- _PROBLEM DETAILS_:
Which lines have the string "Ramzi"? Copy all of them from the entries below.

[Raw records]
· · ·

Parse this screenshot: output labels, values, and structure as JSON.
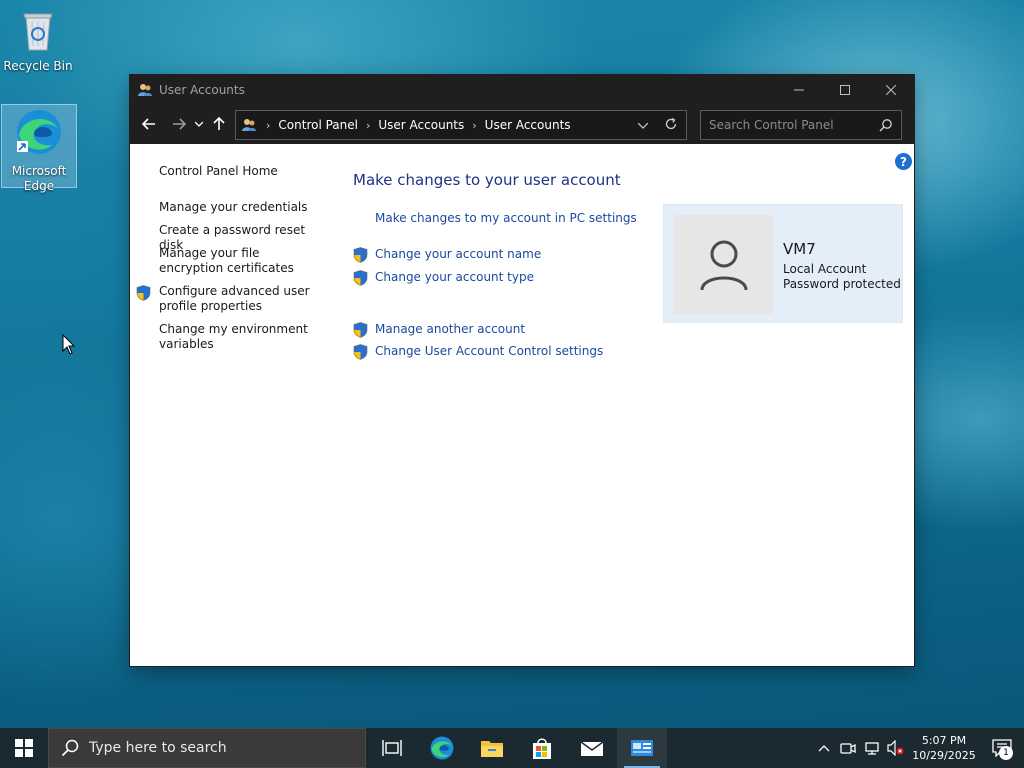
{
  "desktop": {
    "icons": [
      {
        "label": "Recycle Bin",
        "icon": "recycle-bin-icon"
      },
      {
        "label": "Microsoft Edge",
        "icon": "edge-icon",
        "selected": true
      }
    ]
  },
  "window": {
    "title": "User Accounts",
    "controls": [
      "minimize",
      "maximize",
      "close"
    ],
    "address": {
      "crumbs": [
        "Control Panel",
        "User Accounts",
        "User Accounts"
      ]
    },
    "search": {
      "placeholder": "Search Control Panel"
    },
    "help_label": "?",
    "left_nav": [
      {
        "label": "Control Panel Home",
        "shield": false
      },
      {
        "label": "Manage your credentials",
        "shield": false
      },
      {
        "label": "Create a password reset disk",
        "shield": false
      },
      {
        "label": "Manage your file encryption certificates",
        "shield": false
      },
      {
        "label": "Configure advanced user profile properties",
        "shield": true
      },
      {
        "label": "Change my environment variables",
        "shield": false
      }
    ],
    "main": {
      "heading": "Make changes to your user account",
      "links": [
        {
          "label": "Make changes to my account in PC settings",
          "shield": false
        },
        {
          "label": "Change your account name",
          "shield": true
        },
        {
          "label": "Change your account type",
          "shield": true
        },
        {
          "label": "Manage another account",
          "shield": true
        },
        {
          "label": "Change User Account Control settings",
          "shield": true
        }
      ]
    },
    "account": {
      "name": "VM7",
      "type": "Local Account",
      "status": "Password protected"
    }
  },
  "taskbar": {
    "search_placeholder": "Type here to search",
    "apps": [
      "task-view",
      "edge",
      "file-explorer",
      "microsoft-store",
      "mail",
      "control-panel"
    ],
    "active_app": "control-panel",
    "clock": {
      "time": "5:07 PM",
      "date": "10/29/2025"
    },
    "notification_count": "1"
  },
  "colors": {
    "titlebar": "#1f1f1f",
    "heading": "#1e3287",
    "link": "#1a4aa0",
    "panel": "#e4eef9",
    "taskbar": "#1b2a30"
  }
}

· · ·

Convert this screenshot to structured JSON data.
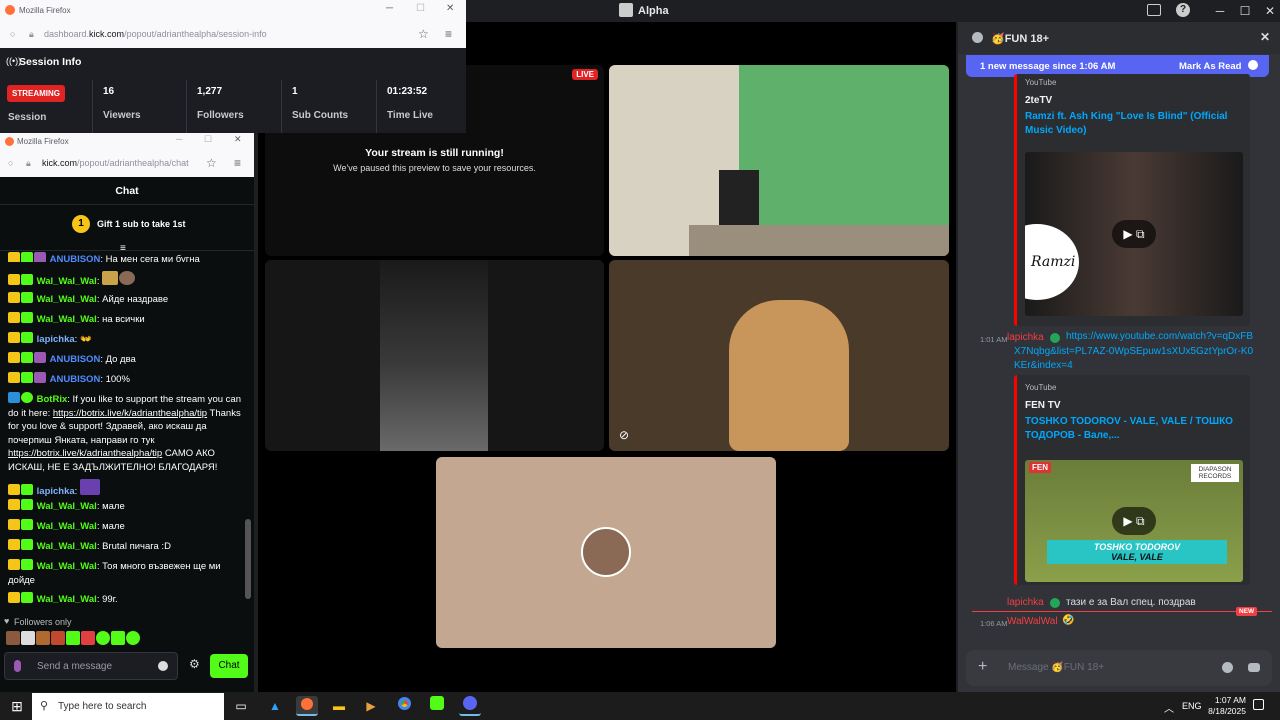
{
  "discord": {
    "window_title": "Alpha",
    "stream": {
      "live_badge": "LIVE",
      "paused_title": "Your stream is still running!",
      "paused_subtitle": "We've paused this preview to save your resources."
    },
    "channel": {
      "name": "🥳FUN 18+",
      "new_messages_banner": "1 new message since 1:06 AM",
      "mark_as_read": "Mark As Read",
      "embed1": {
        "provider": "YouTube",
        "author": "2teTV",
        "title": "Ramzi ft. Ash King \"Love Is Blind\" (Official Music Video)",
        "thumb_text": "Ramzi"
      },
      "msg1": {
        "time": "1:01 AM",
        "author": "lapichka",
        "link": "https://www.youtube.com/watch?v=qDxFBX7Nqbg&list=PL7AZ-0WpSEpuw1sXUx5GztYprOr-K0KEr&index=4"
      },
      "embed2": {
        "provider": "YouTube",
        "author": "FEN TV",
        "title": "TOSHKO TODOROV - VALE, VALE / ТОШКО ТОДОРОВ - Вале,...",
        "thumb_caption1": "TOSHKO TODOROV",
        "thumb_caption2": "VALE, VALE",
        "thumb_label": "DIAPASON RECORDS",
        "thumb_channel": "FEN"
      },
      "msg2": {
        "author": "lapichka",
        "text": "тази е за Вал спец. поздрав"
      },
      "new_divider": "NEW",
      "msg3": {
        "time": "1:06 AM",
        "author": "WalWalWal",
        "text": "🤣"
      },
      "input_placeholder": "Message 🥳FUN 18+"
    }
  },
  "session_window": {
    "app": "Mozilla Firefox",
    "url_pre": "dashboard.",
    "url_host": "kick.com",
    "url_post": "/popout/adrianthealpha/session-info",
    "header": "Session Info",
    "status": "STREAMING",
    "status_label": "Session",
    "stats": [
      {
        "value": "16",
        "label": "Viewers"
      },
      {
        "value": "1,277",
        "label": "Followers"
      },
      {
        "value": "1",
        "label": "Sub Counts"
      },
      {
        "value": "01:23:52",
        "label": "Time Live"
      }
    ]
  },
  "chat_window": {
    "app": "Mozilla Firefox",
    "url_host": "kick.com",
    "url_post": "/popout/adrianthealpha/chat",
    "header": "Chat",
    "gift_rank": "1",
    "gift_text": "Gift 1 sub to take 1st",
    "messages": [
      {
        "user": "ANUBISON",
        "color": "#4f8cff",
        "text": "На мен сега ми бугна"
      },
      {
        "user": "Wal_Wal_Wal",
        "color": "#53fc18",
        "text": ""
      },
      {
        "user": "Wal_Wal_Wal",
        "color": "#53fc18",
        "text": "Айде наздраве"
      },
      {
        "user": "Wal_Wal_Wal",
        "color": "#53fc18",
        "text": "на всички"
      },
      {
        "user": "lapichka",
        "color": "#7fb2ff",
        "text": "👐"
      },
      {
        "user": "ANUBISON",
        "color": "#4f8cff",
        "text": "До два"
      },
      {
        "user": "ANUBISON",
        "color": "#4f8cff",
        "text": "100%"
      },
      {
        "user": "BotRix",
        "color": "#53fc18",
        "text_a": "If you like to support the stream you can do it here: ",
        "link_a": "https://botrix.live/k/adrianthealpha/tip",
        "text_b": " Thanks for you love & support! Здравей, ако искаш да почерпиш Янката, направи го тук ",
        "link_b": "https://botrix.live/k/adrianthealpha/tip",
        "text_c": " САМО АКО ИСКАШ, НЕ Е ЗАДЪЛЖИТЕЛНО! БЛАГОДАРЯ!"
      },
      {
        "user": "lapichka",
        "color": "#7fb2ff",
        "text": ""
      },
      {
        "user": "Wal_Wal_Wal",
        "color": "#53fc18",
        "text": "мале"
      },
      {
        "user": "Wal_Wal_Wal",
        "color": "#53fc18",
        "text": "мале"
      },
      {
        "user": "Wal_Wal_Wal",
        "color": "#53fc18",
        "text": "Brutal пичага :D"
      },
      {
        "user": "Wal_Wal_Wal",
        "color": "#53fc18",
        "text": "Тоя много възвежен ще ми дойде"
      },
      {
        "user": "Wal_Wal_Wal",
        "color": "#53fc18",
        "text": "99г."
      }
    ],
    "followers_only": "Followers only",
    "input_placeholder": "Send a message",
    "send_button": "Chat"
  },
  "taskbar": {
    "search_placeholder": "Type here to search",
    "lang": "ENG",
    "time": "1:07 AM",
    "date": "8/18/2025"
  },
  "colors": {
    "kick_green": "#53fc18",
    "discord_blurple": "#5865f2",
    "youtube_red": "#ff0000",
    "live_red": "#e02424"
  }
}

· · ·

- _THE SOLUTION_:
        "title": "Ramzi ft. Ash King \"Love Is Blind\" (Official Music Video)",
        "thumb_text": "Ramzi"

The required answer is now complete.